### Prompt
Below is a set of records. Repeat all of them exactly.

━━━━━━━━━━

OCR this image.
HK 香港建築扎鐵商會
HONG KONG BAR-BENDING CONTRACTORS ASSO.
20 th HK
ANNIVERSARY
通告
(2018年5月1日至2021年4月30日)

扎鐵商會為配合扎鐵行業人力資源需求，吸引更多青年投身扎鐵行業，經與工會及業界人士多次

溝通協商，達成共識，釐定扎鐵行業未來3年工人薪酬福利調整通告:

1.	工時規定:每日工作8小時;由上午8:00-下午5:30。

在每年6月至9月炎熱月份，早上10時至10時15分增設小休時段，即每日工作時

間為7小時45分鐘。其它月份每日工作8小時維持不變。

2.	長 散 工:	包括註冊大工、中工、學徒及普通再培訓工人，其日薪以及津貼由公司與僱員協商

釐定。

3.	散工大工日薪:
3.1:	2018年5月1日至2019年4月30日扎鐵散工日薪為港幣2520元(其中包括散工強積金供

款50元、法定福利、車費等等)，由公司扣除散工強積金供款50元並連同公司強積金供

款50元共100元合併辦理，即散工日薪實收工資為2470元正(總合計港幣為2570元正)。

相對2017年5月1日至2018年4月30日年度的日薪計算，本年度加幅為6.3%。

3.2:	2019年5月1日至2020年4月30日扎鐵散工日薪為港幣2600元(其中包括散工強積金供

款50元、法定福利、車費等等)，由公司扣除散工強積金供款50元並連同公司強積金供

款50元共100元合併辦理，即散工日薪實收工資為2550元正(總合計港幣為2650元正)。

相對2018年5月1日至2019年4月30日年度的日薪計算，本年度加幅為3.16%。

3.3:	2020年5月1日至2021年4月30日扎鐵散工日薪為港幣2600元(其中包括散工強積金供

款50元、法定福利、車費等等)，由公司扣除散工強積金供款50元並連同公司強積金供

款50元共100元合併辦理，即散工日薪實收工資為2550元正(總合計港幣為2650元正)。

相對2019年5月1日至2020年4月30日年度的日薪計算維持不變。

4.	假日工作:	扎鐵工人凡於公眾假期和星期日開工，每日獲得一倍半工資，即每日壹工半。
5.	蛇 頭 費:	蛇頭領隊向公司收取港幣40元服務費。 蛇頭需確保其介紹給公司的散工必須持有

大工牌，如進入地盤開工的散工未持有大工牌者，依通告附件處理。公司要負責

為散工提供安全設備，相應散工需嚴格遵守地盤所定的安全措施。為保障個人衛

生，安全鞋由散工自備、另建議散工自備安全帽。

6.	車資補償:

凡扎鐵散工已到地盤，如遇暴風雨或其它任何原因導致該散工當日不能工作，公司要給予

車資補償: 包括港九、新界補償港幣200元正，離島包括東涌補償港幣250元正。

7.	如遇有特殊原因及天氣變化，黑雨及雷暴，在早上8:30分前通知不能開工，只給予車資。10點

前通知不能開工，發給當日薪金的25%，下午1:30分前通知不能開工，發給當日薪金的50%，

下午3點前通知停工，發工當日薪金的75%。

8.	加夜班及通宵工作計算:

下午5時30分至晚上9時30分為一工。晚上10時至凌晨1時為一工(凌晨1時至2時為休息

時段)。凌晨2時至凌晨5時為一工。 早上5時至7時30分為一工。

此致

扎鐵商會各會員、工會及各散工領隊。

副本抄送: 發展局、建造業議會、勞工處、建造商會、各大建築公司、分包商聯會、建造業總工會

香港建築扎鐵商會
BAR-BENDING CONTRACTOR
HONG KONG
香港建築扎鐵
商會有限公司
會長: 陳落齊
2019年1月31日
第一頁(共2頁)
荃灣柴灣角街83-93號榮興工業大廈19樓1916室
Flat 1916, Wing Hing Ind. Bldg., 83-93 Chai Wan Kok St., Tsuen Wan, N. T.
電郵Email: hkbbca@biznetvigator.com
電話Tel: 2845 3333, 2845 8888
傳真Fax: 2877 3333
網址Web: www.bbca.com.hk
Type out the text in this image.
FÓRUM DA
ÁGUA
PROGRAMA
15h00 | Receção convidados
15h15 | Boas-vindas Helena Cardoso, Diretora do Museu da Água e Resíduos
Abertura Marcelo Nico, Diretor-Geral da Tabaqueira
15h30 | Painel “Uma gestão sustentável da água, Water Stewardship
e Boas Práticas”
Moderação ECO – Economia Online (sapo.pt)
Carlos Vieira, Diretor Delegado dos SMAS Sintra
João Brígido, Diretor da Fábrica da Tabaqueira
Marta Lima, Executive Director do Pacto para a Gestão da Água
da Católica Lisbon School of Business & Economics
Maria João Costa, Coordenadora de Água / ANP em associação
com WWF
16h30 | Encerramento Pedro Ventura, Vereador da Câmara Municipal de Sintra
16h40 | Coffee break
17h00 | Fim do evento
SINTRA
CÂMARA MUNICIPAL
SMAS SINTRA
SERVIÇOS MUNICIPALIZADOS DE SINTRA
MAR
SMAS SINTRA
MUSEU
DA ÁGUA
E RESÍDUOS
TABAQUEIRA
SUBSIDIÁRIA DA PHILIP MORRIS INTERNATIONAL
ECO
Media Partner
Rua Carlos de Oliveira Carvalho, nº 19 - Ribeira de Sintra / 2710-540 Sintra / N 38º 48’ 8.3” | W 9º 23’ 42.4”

━━━━━━━━━━

### Task solution
OCR this image.
HK 香港建築扎鐵商會
HONG KONG BAR-BENDING CONTRACTORS ASSO.
20 th HK
ANNIVERSARY
通告
(2018年5月1日至2021年4月30日)

扎鐵商會為配合扎鐵行業人力資源需求，吸引更多青年投身扎鐵行業，經與工會及業界人士多次

溝通協商，達成共識，釐定扎鐵行業未來3年工人薪酬福利調整通告:

1.	工時規定:每日工作8小時;由上午8:00-下午5:30。

在每年6月至9月炎熱月份，早上10時至10時15分增設小休時段，即每日工作時

間為7小時45分鐘。其它月份每日工作8小時維持不變。

2.	長 散 工:	包括註冊大工、中工、學徒及普通再培訓工人，其日薪以及津貼由公司與僱員協商

釐定。

3.	散工大工日薪:
3.1:	2018年5月1日至2019年4月30日扎鐵散工日薪為港幣2520元(其中包括散工強積金供

款50元、法定福利、車費等等)，由公司扣除散工強積金供款50元並連同公司強積金供

款50元共100元合併辦理，即散工日薪實收工資為2470元正(總合計港幣為2570元正)。

相對2017年5月1日至2018年4月30日年度的日薪計算，本年度加幅為6.3%。

3.2:	2019年5月1日至2020年4月30日扎鐵散工日薪為港幣2600元(其中包括散工強積金供

款50元、法定福利、車費等等)，由公司扣除散工強積金供款50元並連同公司強積金供

款50元共100元合併辦理，即散工日薪實收工資為2550元正(總合計港幣為2650元正)。

相對2018年5月1日至2019年4月30日年度的日薪計算，本年度加幅為3.16%。

3.3:	2020年5月1日至2021年4月30日扎鐵散工日薪為港幣2600元(其中包括散工強積金供

款50元、法定福利、車費等等)，由公司扣除散工強積金供款50元並連同公司強積金供

款50元共100元合併辦理，即散工日薪實收工資為2550元正(總合計港幣為2650元正)。

相對2019年5月1日至2020年4月30日年度的日薪計算維持不變。

4.	假日工作:	扎鐵工人凡於公眾假期和星期日開工，每日獲得一倍半工資，即每日壹工半。
5.	蛇 頭 費:	蛇頭領隊向公司收取港幣40元服務費。 蛇頭需確保其介紹給公司的散工必須持有

大工牌，如進入地盤開工的散工未持有大工牌者，依通告附件處理。公司要負責

為散工提供安全設備，相應散工需嚴格遵守地盤所定的安全措施。為保障個人衛

生，安全鞋由散工自備、另建議散工自備安全帽。

6.	車資補償:

凡扎鐵散工已到地盤，如遇暴風雨或其它任何原因導致該散工當日不能工作，公司要給予

車資補償: 包括港九、新界補償港幣200元正，離島包括東涌補償港幣250元正。

7.	如遇有特殊原因及天氣變化，黑雨及雷暴，在早上8:30分前通知不能開工，只給予車資。10點

前通知不能開工，發給當日薪金的25%，下午1:30分前通知不能開工，發給當日薪金的50%，

下午3點前通知停工，發工當日薪金的75%。

8.	加夜班及通宵工作計算:

下午5時30分至晚上9時30分為一工。晚上10時至凌晨1時為一工(凌晨1時至2時為休息

時段)。凌晨2時至凌晨5時為一工。 早上5時至7時30分為一工。

此致

扎鐵商會各會員、工會及各散工領隊。

副本抄送: 發展局、建造業議會、勞工處、建造商會、各大建築公司、分包商聯會、建造業總工會

香港建築扎鐵商會
BAR-BENDING CONTRACTOR
HONG KONG
香港建築扎鐵
商會有限公司
會長: 陳落齊
2019年1月31日
第一頁(共2頁)
荃灣柴灣角街83-93號榮興工業大廈19樓1916室
Flat 1916, Wing Hing Ind. Bldg., 83-93 Chai Wan Kok St., Tsuen Wan, N. T.
電郵Email: hkbbca@biznetvigator.com
電話Tel: 2845 3333, 2845 8888
傳真Fax: 2877 3333
網址Web: www.bbca.com.hk
Type out the text in this image.
FÓRUM DA
ÁGUA
PROGRAMA
15h00 | Receção convidados
15h15 | Boas-vindas Helena Cardoso, Diretora do Museu da Água e Resíduos
Abertura Marcelo Nico, Diretor-Geral da Tabaqueira
15h30 | Painel “Uma gestão sustentável da água, Water Stewardship
e Boas Práticas”
Moderação ECO – Economia Online (sapo.pt)
Carlos Vieira, Diretor Delegado dos SMAS Sintra
João Brígido, Diretor da Fábrica da Tabaqueira
Marta Lima, Executive Director do Pacto para a Gestão da Água
da Católica Lisbon School of Business & Economics
Maria João Costa, Coordenadora de Água / ANP em associação
com WWF
16h30 | Encerramento Pedro Ventura, Vereador da Câmara Municipal de Sintra
16h40 | Coffee break
17h00 | Fim do evento
SINTRA
CÂMARA MUNICIPAL
SMAS SINTRA
SERVIÇOS MUNICIPALIZADOS DE SINTRA
MAR
SMAS SINTRA
MUSEU
DA ÁGUA
E RESÍDUOS
TABAQUEIRA
SUBSIDIÁRIA DA PHILIP MORRIS INTERNATIONAL
ECO
Media Partner
Rua Carlos de Oliveira Carvalho, nº 19 - Ribeira de Sintra / 2710-540 Sintra / N 38º 48’ 8.3” | W 9º 23’ 42.4”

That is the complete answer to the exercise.